Dataset records:
<<<<

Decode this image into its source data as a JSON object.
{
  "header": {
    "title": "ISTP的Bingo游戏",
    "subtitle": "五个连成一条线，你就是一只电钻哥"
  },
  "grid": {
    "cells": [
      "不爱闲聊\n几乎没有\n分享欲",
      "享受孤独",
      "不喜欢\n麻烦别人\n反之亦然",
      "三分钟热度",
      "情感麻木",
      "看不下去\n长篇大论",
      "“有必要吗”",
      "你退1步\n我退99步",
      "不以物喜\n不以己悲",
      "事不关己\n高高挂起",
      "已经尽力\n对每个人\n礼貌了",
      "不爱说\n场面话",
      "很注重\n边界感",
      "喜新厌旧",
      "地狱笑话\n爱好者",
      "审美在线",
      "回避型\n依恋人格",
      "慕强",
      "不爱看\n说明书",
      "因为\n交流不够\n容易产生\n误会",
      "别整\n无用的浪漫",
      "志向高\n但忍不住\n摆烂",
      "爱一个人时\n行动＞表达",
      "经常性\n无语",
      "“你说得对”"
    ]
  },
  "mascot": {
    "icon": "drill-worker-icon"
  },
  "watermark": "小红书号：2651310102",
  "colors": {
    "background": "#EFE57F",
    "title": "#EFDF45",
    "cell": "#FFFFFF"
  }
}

>>>>

What is required → Copy out the material above in its entirety. Every detail must match.

Answer below →
Decode this image into its source data as a JSON object.
{
  "header": {
    "title": "ISTP的Bingo游戏",
    "subtitle": "五个连成一条线，你就是一只电钻哥"
  },
  "grid": {
    "cells": [
      "不爱闲聊\n几乎没有\n分享欲",
      "享受孤独",
      "不喜欢\n麻烦别人\n反之亦然",
      "三分钟热度",
      "情感麻木",
      "看不下去\n长篇大论",
      "“有必要吗”",
      "你退1步\n我退99步",
      "不以物喜\n不以己悲",
      "事不关己\n高高挂起",
      "已经尽力\n对每个人\n礼貌了",
      "不爱说\n场面话",
      "很注重\n边界感",
      "喜新厌旧",
      "地狱笑话\n爱好者",
      "审美在线",
      "回避型\n依恋人格",
      "慕强",
      "不爱看\n说明书",
      "因为\n交流不够\n容易产生\n误会",
      "别整\n无用的浪漫",
      "志向高\n但忍不住\n摆烂",
      "爱一个人时\n行动＞表达",
      "经常性\n无语",
      "“你说得对”"
    ]
  },
  "mascot": {
    "icon": "drill-worker-icon"
  },
  "watermark": "小红书号：2651310102",
  "colors": {
    "background": "#EFE57F",
    "title": "#EFDF45",
    "cell": "#FFFFFF"
  }
}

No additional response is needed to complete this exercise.